§ Goal of the exercise: From the records below, copy every line that contains the word "обеспечения".

[A block of data]
******************************
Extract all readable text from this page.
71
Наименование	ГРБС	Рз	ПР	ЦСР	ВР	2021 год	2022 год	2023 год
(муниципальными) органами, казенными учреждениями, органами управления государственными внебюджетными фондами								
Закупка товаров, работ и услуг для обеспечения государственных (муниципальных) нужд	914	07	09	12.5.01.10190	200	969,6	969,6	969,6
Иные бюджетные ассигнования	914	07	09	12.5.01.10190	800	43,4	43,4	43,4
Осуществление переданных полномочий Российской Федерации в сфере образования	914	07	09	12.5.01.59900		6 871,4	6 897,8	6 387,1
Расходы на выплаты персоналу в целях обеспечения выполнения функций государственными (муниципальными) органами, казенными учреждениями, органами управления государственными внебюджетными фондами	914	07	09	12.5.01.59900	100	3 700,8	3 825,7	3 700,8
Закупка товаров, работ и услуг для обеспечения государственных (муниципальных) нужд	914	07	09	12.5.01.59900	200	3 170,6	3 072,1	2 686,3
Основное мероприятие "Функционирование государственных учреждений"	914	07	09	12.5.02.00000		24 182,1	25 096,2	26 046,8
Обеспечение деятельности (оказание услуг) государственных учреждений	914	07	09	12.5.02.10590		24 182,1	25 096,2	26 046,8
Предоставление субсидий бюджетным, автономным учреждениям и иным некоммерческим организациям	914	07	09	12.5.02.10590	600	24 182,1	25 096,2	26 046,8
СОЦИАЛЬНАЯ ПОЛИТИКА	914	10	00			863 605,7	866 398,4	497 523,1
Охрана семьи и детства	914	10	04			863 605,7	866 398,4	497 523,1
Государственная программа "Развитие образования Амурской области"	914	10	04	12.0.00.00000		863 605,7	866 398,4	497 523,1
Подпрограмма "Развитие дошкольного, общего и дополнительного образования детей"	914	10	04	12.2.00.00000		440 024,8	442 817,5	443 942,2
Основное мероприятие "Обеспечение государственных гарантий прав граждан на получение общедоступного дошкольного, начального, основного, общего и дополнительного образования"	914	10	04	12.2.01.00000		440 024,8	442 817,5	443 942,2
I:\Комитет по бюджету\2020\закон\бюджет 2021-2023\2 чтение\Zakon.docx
******************************
§ Exercise answer:
Закупка товаров, работ и услуг для обеспечения государственных (муниципальных) нужд	914	07	09	12.5.01.10190	200	969,6	969,6	969,6
Расходы на выплаты персоналу в целях обеспечения выполнения функций государственными (муниципальными) органами, казенными учреждениями, органами управления государственными внебюджетными фондами	914	07	09	12.5.01.59900	100	3 700,8	3 825,7	3 700,8
Закупка товаров, работ и услуг для обеспечения государственных (муниципальных) нужд	914	07	09	12.5.01.59900	200	3 170,6	3 072,1	2 686,3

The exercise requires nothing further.